## Data rows
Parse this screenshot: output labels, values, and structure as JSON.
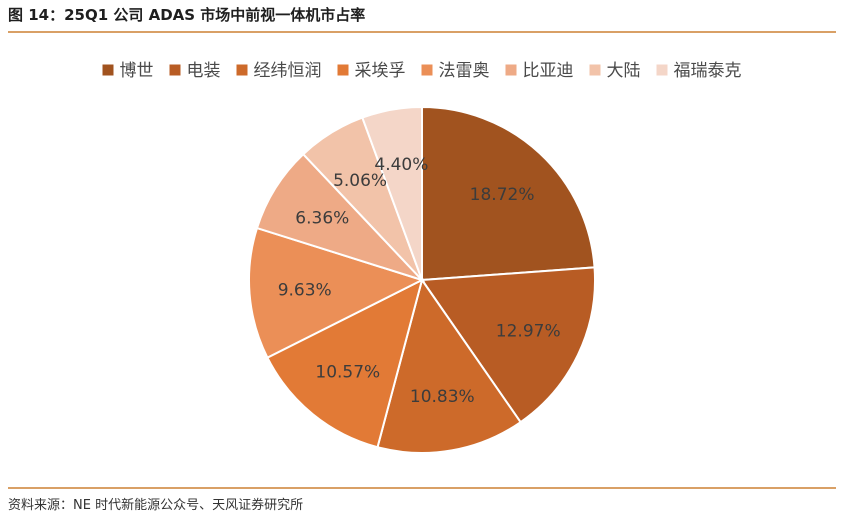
{
  "figure_title": "图 14：25Q1 公司 ADAS 市场中前视一体机市占率",
  "source_note": "资料来源：NE 时代新能源公众号、天风证券研究所",
  "colors": {
    "rule": "#d9a066",
    "slice_border": "#ffffff"
  },
  "chart_data": {
    "type": "pie",
    "title": "",
    "legend_position": "top",
    "categories": [
      "博世",
      "电装",
      "经纬恒润",
      "采埃孚",
      "法雷奥",
      "比亚迪",
      "大陆",
      "福瑞泰克"
    ],
    "values": [
      18.72,
      12.97,
      10.83,
      10.57,
      9.63,
      6.36,
      5.06,
      4.4
    ],
    "data_labels": [
      "18.72%",
      "12.97%",
      "10.83%",
      "10.57%",
      "9.63%",
      "6.36%",
      "5.06%",
      "4.40%"
    ],
    "colors": [
      "#a1531f",
      "#b85c24",
      "#cd6a2a",
      "#e27a36",
      "#eb8f57",
      "#eeaa86",
      "#f2c3a9",
      "#f4d6c8"
    ]
  }
}
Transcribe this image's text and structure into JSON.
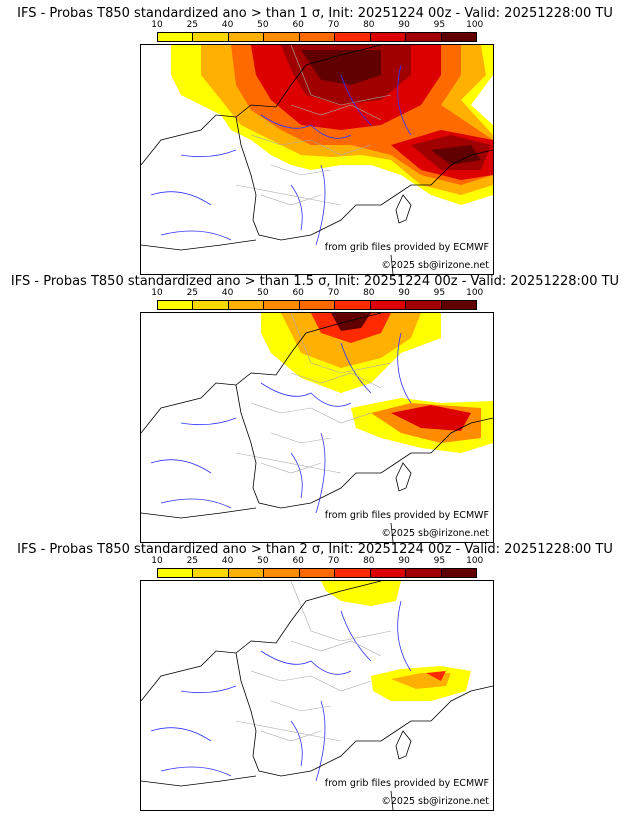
{
  "panels": [
    {
      "title": "IFS - Probas T850  standardized ano > than 1 σ, Init: 20251224 00z - Valid: 20251228:00 TU",
      "level": "1"
    },
    {
      "title": "IFS - Probas T850  standardized ano > than 1.5 σ, Init: 20251224 00z - Valid: 20251228:00 TU",
      "level": "1.5"
    },
    {
      "title": "IFS - Probas T850  standardized ano > than 2 σ, Init: 20251224 00z - Valid: 20251228:00 TU",
      "level": "2"
    }
  ],
  "colorbar": {
    "ticks": [
      "10",
      "25",
      "40",
      "50",
      "60",
      "70",
      "80",
      "90",
      "95",
      "100"
    ],
    "colors": [
      "#ffff00",
      "#ffd800",
      "#ffb000",
      "#ff8c00",
      "#ff6a00",
      "#ff2a00",
      "#dd0000",
      "#a00000",
      "#600000"
    ]
  },
  "credits": {
    "source": "from grib files provided by ECMWF",
    "copyright": "©2025 sb@irizone.net"
  }
}
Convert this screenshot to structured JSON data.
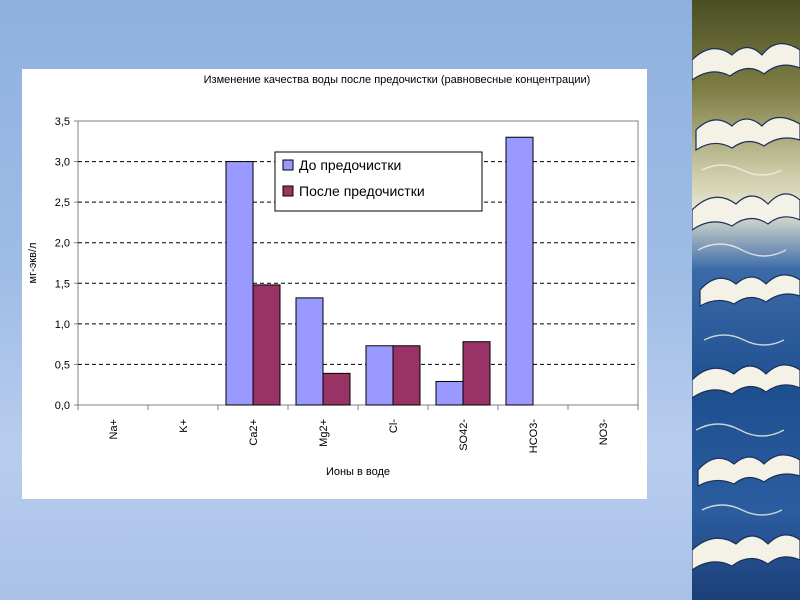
{
  "slide": {
    "background_color": "#9fbce6",
    "decoration_icon": "great-wave-icon"
  },
  "chart_data": {
    "type": "bar",
    "title": "Изменение качества воды после предочистки (равновесные концентрации)",
    "xlabel": "Ионы в воде",
    "ylabel": "мг-экв/л",
    "categories": [
      "Na+",
      "K+",
      "Ca2+",
      "Mg2+",
      "Cl-",
      "SO42-",
      "HCO3-",
      "NO3-"
    ],
    "series": [
      {
        "name": "До предочистки",
        "color": "#9999ff",
        "values": [
          0,
          0,
          3.0,
          1.32,
          0.73,
          0.29,
          3.3,
          0
        ]
      },
      {
        "name": "После предочистки",
        "color": "#993366",
        "values": [
          0,
          0,
          1.48,
          0.39,
          0.73,
          0.78,
          0,
          0
        ]
      }
    ],
    "ylim": [
      0,
      3.5
    ],
    "yticks": [
      "0,0",
      "0,5",
      "1,0",
      "1,5",
      "2,0",
      "2,5",
      "3,0",
      "3,5"
    ],
    "grid": true,
    "legend_position": "top-center"
  }
}
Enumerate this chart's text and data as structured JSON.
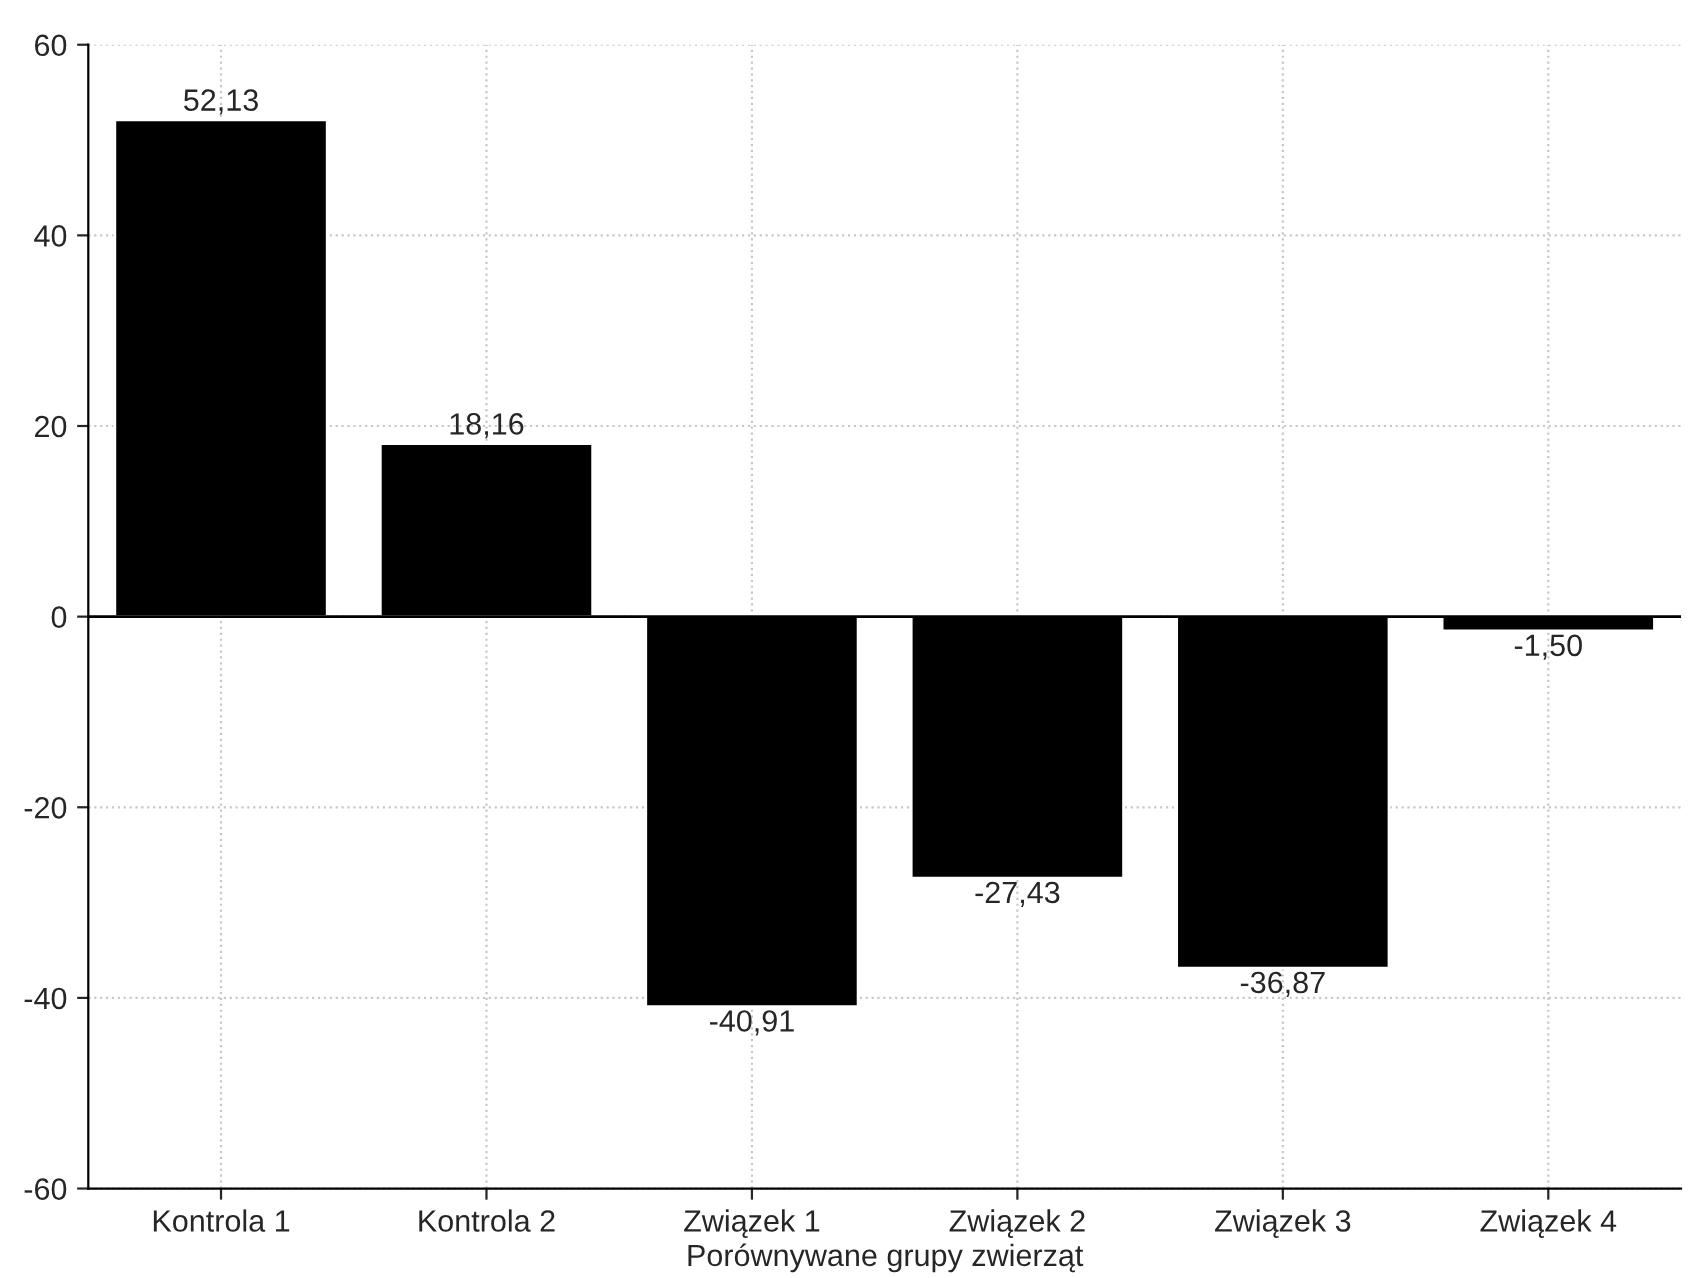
{
  "chart_data": {
    "type": "bar",
    "xlabel": "Porównywane grupy zwierząt",
    "categories": [
      "Kontrola 1",
      "Kontrola 2",
      "Związek 1",
      "Związek 2",
      "Związek 3",
      "Związek 4"
    ],
    "values": [
      52.13,
      18.16,
      -40.91,
      -27.43,
      -36.87,
      -1.5
    ],
    "value_labels": [
      "52,13",
      "18,16",
      "-40,91",
      "-27,43",
      "-36,87",
      "-1,50"
    ],
    "color": "#000000",
    "ylim": [
      -60,
      60
    ],
    "yticks": [
      -60,
      -40,
      -20,
      0,
      20,
      40,
      60
    ],
    "grid": true,
    "legend": false,
    "ref_lines": [
      {
        "axis": "y",
        "value": 0,
        "color": "#000000",
        "line_style": "solid"
      }
    ]
  }
}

## Problem statement
Reproduce the listing word for word and omit its pictures.

## Correct answer
Parse this screenshot: output labels, values, and structure as JSON.
{
  "figure_title": "图 14：25Q1 公司 ADAS 市场中前视一体机市占率",
  "source_note": "资料来源：NE 时代新能源公众号、天风证券研究所",
  "colors": {
    "rule": "#d9a066",
    "slice_border": "#ffffff"
  },
  "chart_data": {
    "type": "pie",
    "title": "",
    "legend_position": "top",
    "categories": [
      "博世",
      "电装",
      "经纬恒润",
      "采埃孚",
      "法雷奥",
      "比亚迪",
      "大陆",
      "福瑞泰克"
    ],
    "values": [
      18.72,
      12.97,
      10.83,
      10.57,
      9.63,
      6.36,
      5.06,
      4.4
    ],
    "data_labels": [
      "18.72%",
      "12.97%",
      "10.83%",
      "10.57%",
      "9.63%",
      "6.36%",
      "5.06%",
      "4.40%"
    ],
    "colors": [
      "#a1531f",
      "#b85c24",
      "#cd6a2a",
      "#e27a36",
      "#eb8f57",
      "#eeaa86",
      "#f2c3a9",
      "#f4d6c8"
    ]
  }
}
Transcribe this image's text and structure into JSON.
{
  "panels": [
    {
      "title": "IFS - Probas T850  standardized ano > than 1 σ, Init: 20251224 00z - Valid: 20251228:00 TU",
      "level": "1"
    },
    {
      "title": "IFS - Probas T850  standardized ano > than 1.5 σ, Init: 20251224 00z - Valid: 20251228:00 TU",
      "level": "1.5"
    },
    {
      "title": "IFS - Probas T850  standardized ano > than 2 σ, Init: 20251224 00z - Valid: 20251228:00 TU",
      "level": "2"
    }
  ],
  "colorbar": {
    "ticks": [
      "10",
      "25",
      "40",
      "50",
      "60",
      "70",
      "80",
      "90",
      "95",
      "100"
    ],
    "colors": [
      "#ffff00",
      "#ffd800",
      "#ffb000",
      "#ff8c00",
      "#ff6a00",
      "#ff2a00",
      "#dd0000",
      "#a00000",
      "#600000"
    ]
  },
  "credits": {
    "source": "from grib files provided by ECMWF",
    "copyright": "©2025 sb@irizone.net"
  }
}
Convert this screenshot to structured JSON data.
{
  "slide": {
    "background_color": "#9fbce6",
    "decoration_icon": "great-wave-icon"
  },
  "chart_data": {
    "type": "bar",
    "title": "Изменение качества воды после предочистки (равновесные концентрации)",
    "xlabel": "Ионы в воде",
    "ylabel": "мг-экв/л",
    "categories": [
      "Na+",
      "K+",
      "Ca2+",
      "Mg2+",
      "Cl-",
      "SO42-",
      "HCO3-",
      "NO3-"
    ],
    "series": [
      {
        "name": "До предочистки",
        "color": "#9999ff",
        "values": [
          0,
          0,
          3.0,
          1.32,
          0.73,
          0.29,
          3.3,
          0
        ]
      },
      {
        "name": "После предочистки",
        "color": "#993366",
        "values": [
          0,
          0,
          1.48,
          0.39,
          0.73,
          0.78,
          0,
          0
        ]
      }
    ],
    "ylim": [
      0,
      3.5
    ],
    "yticks": [
      "0,0",
      "0,5",
      "1,0",
      "1,5",
      "2,0",
      "2,5",
      "3,0",
      "3,5"
    ],
    "grid": true,
    "legend_position": "top-center"
  }
}
Enumerate this chart's text and data as structured JSON.
{
  "chart_data": {
    "type": "bar",
    "xlabel": "Porównywane grupy zwierząt",
    "categories": [
      "Kontrola 1",
      "Kontrola 2",
      "Związek 1",
      "Związek 2",
      "Związek 3",
      "Związek 4"
    ],
    "values": [
      52.13,
      18.16,
      -40.91,
      -27.43,
      -36.87,
      -1.5
    ],
    "value_labels": [
      "52,13",
      "18,16",
      "-40,91",
      "-27,43",
      "-36,87",
      "-1,50"
    ],
    "color": "#000000",
    "ylim": [
      -60,
      60
    ],
    "yticks": [
      -60,
      -40,
      -20,
      0,
      20,
      40,
      60
    ],
    "grid": true,
    "legend": false,
    "ref_lines": [
      {
        "axis": "y",
        "value": 0,
        "color": "#000000",
        "line_style": "solid"
      }
    ]
  }
}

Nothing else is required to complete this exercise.